◆ Exercise details: Copy out word for word the stretch from the line containing "I need the location" through the line containing "Annotate this image: element", leaving the pictures out of your answer.
-- START Input --
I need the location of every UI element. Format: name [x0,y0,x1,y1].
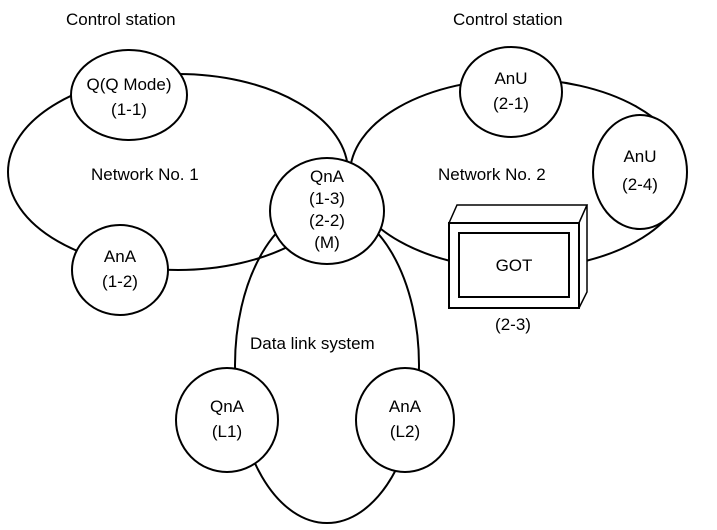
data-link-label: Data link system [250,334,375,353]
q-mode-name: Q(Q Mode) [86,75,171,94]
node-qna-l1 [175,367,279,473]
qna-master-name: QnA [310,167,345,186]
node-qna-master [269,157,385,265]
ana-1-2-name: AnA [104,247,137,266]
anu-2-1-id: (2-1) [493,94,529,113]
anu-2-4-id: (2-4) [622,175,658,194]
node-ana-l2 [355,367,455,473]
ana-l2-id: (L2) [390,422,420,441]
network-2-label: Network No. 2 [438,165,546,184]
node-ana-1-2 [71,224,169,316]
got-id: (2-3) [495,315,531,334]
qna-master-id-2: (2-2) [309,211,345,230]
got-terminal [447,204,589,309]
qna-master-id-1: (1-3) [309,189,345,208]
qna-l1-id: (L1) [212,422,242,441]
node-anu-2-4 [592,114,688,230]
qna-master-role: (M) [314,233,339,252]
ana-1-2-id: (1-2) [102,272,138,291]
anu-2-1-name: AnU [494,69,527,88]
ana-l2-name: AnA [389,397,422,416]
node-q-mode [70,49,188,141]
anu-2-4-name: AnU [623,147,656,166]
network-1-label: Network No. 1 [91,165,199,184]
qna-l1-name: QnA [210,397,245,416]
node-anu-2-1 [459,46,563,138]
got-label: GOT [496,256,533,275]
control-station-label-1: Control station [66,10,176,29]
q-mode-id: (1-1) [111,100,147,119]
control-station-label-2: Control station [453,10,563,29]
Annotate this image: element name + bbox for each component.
-- END Input --
-- START Input --
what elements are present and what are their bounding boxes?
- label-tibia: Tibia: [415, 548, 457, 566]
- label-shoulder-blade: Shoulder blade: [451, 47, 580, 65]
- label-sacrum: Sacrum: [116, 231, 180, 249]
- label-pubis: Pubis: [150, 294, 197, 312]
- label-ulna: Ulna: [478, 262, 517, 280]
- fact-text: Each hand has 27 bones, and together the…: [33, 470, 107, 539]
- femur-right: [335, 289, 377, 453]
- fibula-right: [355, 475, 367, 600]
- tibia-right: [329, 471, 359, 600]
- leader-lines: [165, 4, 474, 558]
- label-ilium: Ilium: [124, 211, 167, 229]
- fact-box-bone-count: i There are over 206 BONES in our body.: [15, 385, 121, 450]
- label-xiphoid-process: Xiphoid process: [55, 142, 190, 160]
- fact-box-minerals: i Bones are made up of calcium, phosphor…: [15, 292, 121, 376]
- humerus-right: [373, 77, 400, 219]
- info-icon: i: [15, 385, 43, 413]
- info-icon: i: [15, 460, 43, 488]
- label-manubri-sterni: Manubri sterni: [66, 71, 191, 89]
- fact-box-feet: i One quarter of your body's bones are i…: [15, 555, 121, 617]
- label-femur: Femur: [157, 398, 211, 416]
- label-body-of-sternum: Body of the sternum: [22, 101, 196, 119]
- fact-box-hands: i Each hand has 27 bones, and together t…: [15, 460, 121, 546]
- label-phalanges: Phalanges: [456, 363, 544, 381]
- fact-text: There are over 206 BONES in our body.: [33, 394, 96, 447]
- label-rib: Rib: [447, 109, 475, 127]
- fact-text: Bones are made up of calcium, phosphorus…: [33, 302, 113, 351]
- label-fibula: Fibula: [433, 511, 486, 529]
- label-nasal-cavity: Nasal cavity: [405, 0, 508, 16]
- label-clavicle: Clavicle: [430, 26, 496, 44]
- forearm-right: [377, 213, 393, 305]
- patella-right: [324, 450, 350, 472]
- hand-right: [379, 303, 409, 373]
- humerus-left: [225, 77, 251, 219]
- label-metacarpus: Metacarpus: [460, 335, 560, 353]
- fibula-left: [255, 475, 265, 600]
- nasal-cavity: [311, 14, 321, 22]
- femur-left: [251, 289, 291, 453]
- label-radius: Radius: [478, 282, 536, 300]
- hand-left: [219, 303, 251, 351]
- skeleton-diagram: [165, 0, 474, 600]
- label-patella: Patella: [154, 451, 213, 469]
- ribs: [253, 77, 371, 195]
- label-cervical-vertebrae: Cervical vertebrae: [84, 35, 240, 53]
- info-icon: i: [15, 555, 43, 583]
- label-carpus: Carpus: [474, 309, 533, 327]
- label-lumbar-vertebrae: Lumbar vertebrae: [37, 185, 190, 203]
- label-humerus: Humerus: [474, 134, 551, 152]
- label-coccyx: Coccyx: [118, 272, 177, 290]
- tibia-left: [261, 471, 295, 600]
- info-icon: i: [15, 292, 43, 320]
-- END Input --
◆ Task answer:
I need the location of every UI element. Format: name [x0,y0,x1,y1].
data-link-label: Data link system [250,334,375,353]
q-mode-name: Q(Q Mode) [86,75,171,94]
node-qna-l1 [175,367,279,473]
qna-master-name: QnA [310,167,345,186]
node-qna-master [269,157,385,265]
ana-1-2-name: AnA [104,247,137,266]
anu-2-1-id: (2-1) [493,94,529,113]
anu-2-4-id: (2-4) [622,175,658,194]
node-ana-l2 [355,367,455,473]
ana-l2-id: (L2) [390,422,420,441]
network-2-label: Network No. 2 [438,165,546,184]
node-ana-1-2 [71,224,169,316]
got-id: (2-3) [495,315,531,334]
qna-master-id-2: (2-2) [309,211,345,230]
got-terminal [447,204,589,309]
qna-master-id-1: (1-3) [309,189,345,208]
qna-l1-id: (L1) [212,422,242,441]
node-anu-2-4 [592,114,688,230]
qna-master-role: (M) [314,233,339,252]
ana-1-2-id: (1-2) [102,272,138,291]
anu-2-1-name: AnU [494,69,527,88]
ana-l2-name: AnA [389,397,422,416]
node-q-mode [70,49,188,141]
anu-2-4-name: AnU [623,147,656,166]
network-1-label: Network No. 1 [91,165,199,184]
qna-l1-name: QnA [210,397,245,416]
node-anu-2-1 [459,46,563,138]
got-label: GOT [496,256,533,275]
control-station-label-1: Control station [66,10,176,29]
q-mode-id: (1-1) [111,100,147,119]
control-station-label-2: Control station [453,10,563,29]
Annotate this image: element name + bbox for each component.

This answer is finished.